Locate all lines with the word "Müşteri" and copy them out.

────────────────────────────────────────

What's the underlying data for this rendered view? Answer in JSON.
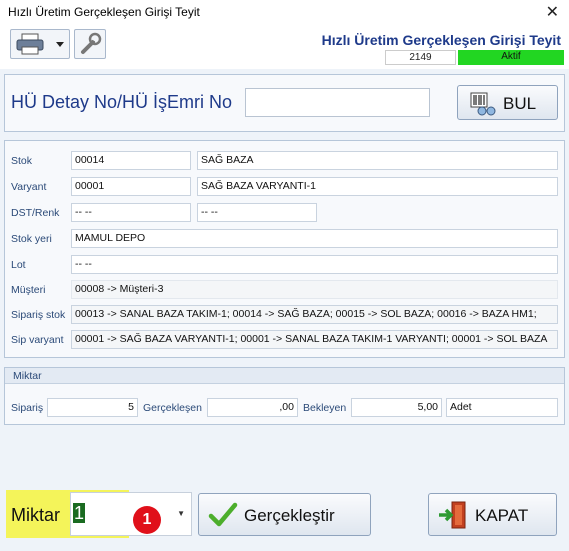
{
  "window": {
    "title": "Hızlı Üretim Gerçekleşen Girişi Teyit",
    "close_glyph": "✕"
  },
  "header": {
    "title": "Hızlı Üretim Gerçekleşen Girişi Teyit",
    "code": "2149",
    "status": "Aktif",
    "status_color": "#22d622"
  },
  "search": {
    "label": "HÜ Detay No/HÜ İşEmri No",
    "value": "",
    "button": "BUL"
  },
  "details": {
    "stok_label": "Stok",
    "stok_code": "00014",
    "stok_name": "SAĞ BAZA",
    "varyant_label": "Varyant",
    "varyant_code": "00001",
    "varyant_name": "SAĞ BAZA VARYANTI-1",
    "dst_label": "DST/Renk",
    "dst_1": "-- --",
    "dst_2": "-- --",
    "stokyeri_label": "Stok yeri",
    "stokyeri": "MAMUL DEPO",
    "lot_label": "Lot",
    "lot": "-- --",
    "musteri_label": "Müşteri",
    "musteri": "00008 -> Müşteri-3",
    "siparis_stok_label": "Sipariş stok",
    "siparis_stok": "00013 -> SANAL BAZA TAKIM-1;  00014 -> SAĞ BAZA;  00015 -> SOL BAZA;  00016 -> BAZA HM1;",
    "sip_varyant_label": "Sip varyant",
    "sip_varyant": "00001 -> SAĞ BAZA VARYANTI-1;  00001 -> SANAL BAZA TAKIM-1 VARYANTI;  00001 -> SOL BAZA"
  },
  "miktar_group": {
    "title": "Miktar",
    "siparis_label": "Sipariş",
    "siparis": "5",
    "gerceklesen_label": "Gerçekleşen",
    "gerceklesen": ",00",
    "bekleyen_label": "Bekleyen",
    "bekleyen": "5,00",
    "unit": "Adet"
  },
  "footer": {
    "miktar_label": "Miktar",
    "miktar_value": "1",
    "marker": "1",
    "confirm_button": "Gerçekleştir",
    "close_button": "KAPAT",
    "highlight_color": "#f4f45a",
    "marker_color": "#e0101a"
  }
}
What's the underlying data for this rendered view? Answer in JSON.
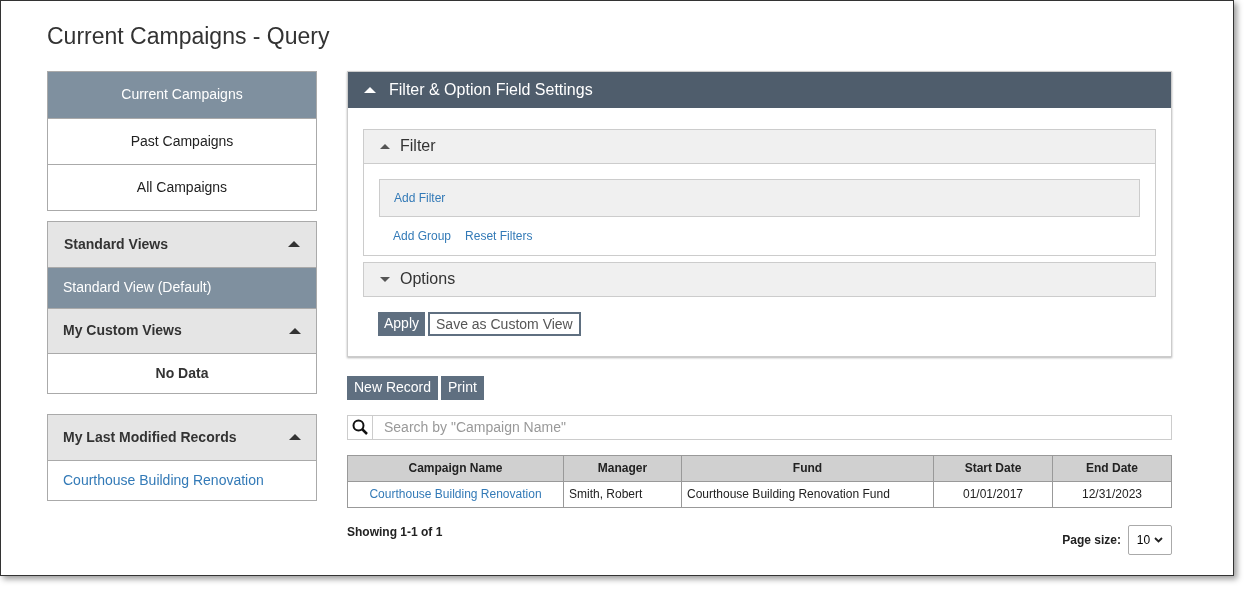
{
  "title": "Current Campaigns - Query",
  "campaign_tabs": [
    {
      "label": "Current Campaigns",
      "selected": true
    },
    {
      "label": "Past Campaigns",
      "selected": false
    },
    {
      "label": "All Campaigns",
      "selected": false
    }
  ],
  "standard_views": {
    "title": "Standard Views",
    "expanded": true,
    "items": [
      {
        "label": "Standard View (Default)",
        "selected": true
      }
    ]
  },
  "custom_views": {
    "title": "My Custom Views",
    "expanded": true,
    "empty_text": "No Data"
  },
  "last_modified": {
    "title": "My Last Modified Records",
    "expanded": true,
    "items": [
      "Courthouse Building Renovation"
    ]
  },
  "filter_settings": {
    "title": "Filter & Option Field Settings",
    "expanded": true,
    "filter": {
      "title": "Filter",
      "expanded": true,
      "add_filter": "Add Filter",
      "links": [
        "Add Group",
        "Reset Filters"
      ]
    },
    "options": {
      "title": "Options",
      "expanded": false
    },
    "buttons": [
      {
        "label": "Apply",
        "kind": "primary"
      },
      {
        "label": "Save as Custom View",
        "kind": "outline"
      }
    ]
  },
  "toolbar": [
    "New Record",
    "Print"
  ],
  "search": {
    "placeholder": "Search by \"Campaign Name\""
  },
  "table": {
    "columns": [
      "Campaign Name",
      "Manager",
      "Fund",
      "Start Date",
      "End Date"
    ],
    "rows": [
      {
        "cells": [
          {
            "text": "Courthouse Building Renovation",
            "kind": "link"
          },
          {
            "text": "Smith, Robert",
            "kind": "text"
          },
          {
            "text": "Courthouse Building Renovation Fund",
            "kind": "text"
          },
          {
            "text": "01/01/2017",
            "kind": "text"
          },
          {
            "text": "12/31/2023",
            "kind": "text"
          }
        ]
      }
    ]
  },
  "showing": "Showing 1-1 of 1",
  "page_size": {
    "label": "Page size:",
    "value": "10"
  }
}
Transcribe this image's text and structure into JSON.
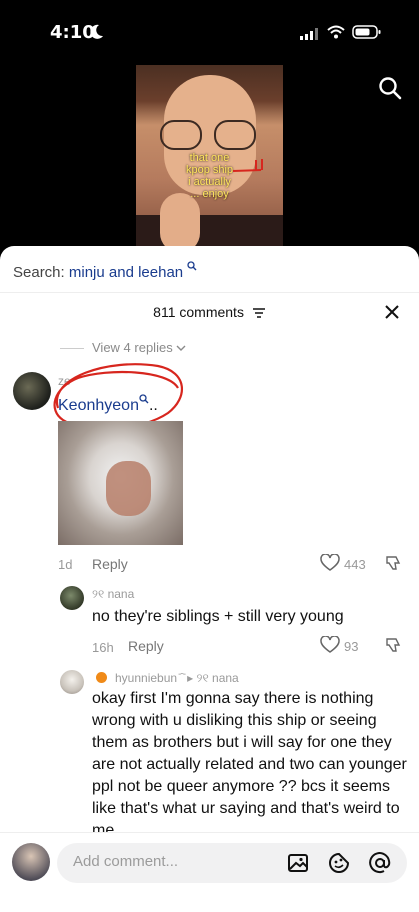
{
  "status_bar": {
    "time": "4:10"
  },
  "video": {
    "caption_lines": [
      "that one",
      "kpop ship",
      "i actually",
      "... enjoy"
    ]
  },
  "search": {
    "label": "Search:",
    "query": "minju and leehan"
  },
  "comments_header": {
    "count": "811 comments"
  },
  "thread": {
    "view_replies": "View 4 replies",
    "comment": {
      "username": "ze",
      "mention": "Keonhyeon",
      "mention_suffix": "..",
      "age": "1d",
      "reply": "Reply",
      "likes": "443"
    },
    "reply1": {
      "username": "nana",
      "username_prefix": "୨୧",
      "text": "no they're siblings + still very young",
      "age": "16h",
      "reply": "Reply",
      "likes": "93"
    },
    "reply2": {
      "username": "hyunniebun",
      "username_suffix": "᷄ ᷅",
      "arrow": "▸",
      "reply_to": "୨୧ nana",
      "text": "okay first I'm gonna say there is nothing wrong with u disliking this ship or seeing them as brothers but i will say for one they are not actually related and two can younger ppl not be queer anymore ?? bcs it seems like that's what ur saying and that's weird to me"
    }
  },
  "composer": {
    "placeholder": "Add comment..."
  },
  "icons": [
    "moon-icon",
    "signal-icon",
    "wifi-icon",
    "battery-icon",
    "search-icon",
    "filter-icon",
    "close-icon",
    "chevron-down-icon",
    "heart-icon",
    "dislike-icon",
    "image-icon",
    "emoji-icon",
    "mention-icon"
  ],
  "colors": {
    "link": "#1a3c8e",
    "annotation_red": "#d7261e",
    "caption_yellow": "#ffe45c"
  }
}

────────────────────────────────────────

• [Answer in full]
    "musteri_label": "Müşteri",
    "musteri": "00008 -> Müşteri-3",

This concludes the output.